(Dataset items)
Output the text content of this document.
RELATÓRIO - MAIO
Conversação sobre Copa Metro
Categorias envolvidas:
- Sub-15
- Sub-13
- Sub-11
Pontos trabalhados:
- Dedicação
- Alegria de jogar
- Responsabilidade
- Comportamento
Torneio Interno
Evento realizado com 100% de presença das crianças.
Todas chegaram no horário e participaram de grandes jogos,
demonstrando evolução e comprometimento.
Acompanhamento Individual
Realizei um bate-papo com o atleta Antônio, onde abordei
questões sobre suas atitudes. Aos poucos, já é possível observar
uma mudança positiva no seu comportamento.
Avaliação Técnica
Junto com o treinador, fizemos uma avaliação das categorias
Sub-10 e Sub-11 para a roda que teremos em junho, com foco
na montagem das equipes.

EXERCISE
Quote every line of the data, word for word.

EXERCISE ANSWER
Output the text content of this document.
RELATÓRIO - MAIO
Conversação sobre Copa Metro
Categorias envolvidas:
- Sub-15
- Sub-13
- Sub-11
Pontos trabalhados:
- Dedicação
- Alegria de jogar
- Responsabilidade
- Comportamento
Torneio Interno
Evento realizado com 100% de presença das crianças.
Todas chegaram no horário e participaram de grandes jogos,
demonstrando evolução e comprometimento.
Acompanhamento Individual
Realizei um bate-papo com o atleta Antônio, onde abordei
questões sobre suas atitudes. Aos poucos, já é possível observar
uma mudança positiva no seu comportamento.
Avaliação Técnica
Junto com o treinador, fizemos uma avaliação das categorias
Sub-10 e Sub-11 para a roda que teremos em junho, com foco
na montagem das equipes.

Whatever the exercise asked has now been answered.